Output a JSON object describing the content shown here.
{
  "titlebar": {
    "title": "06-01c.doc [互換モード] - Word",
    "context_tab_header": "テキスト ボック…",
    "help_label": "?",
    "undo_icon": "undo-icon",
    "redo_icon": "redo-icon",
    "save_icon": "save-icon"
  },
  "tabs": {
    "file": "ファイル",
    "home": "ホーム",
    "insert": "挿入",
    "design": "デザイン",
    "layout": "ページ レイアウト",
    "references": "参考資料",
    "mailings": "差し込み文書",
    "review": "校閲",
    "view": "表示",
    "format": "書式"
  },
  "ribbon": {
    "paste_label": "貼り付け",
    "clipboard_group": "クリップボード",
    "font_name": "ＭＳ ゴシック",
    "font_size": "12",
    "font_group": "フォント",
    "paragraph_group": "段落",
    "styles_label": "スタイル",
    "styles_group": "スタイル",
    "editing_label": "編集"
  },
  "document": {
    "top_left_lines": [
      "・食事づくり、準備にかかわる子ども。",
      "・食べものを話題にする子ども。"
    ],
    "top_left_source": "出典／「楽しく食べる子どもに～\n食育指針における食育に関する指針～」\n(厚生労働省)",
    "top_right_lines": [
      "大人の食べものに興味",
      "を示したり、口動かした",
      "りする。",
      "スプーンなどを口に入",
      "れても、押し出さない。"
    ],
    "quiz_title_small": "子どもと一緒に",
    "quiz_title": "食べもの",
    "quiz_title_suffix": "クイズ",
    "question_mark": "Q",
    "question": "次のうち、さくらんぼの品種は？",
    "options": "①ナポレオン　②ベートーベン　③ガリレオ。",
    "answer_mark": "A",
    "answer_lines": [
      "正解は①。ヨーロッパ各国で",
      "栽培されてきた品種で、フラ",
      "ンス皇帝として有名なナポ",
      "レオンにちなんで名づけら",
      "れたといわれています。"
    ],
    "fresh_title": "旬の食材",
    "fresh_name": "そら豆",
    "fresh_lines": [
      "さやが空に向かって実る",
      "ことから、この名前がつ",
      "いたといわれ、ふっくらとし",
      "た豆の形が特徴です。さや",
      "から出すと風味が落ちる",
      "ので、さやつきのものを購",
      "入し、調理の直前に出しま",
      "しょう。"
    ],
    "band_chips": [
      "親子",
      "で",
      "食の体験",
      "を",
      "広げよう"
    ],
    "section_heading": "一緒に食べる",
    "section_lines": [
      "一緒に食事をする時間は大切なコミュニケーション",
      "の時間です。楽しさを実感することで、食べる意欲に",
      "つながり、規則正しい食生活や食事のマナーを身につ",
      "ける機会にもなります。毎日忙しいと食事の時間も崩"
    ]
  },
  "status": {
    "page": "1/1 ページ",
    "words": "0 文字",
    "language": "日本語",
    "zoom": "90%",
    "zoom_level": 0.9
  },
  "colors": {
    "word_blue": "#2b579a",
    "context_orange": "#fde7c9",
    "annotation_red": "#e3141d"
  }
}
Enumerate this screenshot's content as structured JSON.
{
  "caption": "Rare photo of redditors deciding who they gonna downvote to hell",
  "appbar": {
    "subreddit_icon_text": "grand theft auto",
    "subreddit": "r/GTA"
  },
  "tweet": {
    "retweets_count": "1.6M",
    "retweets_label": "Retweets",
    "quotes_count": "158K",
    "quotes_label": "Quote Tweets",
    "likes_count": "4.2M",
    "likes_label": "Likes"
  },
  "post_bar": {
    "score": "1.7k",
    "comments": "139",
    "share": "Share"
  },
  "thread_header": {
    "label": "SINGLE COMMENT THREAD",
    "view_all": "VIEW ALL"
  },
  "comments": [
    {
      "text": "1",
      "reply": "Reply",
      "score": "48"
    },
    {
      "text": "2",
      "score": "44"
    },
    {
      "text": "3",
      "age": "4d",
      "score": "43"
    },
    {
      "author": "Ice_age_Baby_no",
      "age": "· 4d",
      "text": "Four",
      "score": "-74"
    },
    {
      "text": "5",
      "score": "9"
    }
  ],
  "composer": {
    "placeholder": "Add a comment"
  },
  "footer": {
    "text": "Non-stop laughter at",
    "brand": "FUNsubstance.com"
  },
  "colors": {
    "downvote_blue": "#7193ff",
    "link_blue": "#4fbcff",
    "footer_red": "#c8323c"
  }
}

TO BE DONE:
Retype the material in full. Each word must match.

FULL SOLUTION:
Output a JSON object describing the content shown here.
{
  "titlebar": {
    "title": "06-01c.doc [互換モード] - Word",
    "context_tab_header": "テキスト ボック…",
    "help_label": "?",
    "undo_icon": "undo-icon",
    "redo_icon": "redo-icon",
    "save_icon": "save-icon"
  },
  "tabs": {
    "file": "ファイル",
    "home": "ホーム",
    "insert": "挿入",
    "design": "デザイン",
    "layout": "ページ レイアウト",
    "references": "参考資料",
    "mailings": "差し込み文書",
    "review": "校閲",
    "view": "表示",
    "format": "書式"
  },
  "ribbon": {
    "paste_label": "貼り付け",
    "clipboard_group": "クリップボード",
    "font_name": "ＭＳ ゴシック",
    "font_size": "12",
    "font_group": "フォント",
    "paragraph_group": "段落",
    "styles_label": "スタイル",
    "styles_group": "スタイル",
    "editing_label": "編集"
  },
  "document": {
    "top_left_lines": [
      "・食事づくり、準備にかかわる子ども。",
      "・食べものを話題にする子ども。"
    ],
    "top_left_source": "出典／「楽しく食べる子どもに～\n食育指針における食育に関する指針～」\n(厚生労働省)",
    "top_right_lines": [
      "大人の食べものに興味",
      "を示したり、口動かした",
      "りする。",
      "スプーンなどを口に入",
      "れても、押し出さない。"
    ],
    "quiz_title_small": "子どもと一緒に",
    "quiz_title": "食べもの",
    "quiz_title_suffix": "クイズ",
    "question_mark": "Q",
    "question": "次のうち、さくらんぼの品種は？",
    "options": "①ナポレオン　②ベートーベン　③ガリレオ。",
    "answer_mark": "A",
    "answer_lines": [
      "正解は①。ヨーロッパ各国で",
      "栽培されてきた品種で、フラ",
      "ンス皇帝として有名なナポ",
      "レオンにちなんで名づけら",
      "れたといわれています。"
    ],
    "fresh_title": "旬の食材",
    "fresh_name": "そら豆",
    "fresh_lines": [
      "さやが空に向かって実る",
      "ことから、この名前がつ",
      "いたといわれ、ふっくらとし",
      "た豆の形が特徴です。さや",
      "から出すと風味が落ちる",
      "ので、さやつきのものを購",
      "入し、調理の直前に出しま",
      "しょう。"
    ],
    "band_chips": [
      "親子",
      "で",
      "食の体験",
      "を",
      "広げよう"
    ],
    "section_heading": "一緒に食べる",
    "section_lines": [
      "一緒に食事をする時間は大切なコミュニケーション",
      "の時間です。楽しさを実感することで、食べる意欲に",
      "つながり、規則正しい食生活や食事のマナーを身につ",
      "ける機会にもなります。毎日忙しいと食事の時間も崩"
    ]
  },
  "status": {
    "page": "1/1 ページ",
    "words": "0 文字",
    "language": "日本語",
    "zoom": "90%",
    "zoom_level": 0.9
  },
  "colors": {
    "word_blue": "#2b579a",
    "context_orange": "#fde7c9",
    "annotation_red": "#e3141d"
  }
}
Enumerate this screenshot's content as structured JSON.
{
  "caption": "Rare photo of redditors deciding who they gonna downvote to hell",
  "appbar": {
    "subreddit_icon_text": "grand theft auto",
    "subreddit": "r/GTA"
  },
  "tweet": {
    "retweets_count": "1.6M",
    "retweets_label": "Retweets",
    "quotes_count": "158K",
    "quotes_label": "Quote Tweets",
    "likes_count": "4.2M",
    "likes_label": "Likes"
  },
  "post_bar": {
    "score": "1.7k",
    "comments": "139",
    "share": "Share"
  },
  "thread_header": {
    "label": "SINGLE COMMENT THREAD",
    "view_all": "VIEW ALL"
  },
  "comments": [
    {
      "text": "1",
      "reply": "Reply",
      "score": "48"
    },
    {
      "text": "2",
      "score": "44"
    },
    {
      "text": "3",
      "age": "4d",
      "score": "43"
    },
    {
      "author": "Ice_age_Baby_no",
      "age": "· 4d",
      "text": "Four",
      "score": "-74"
    },
    {
      "text": "5",
      "score": "9"
    }
  ],
  "composer": {
    "placeholder": "Add a comment"
  },
  "footer": {
    "text": "Non-stop laughter at",
    "brand": "FUNsubstance.com"
  },
  "colors": {
    "downvote_blue": "#7193ff",
    "link_blue": "#4fbcff",
    "footer_red": "#c8323c"
  }
}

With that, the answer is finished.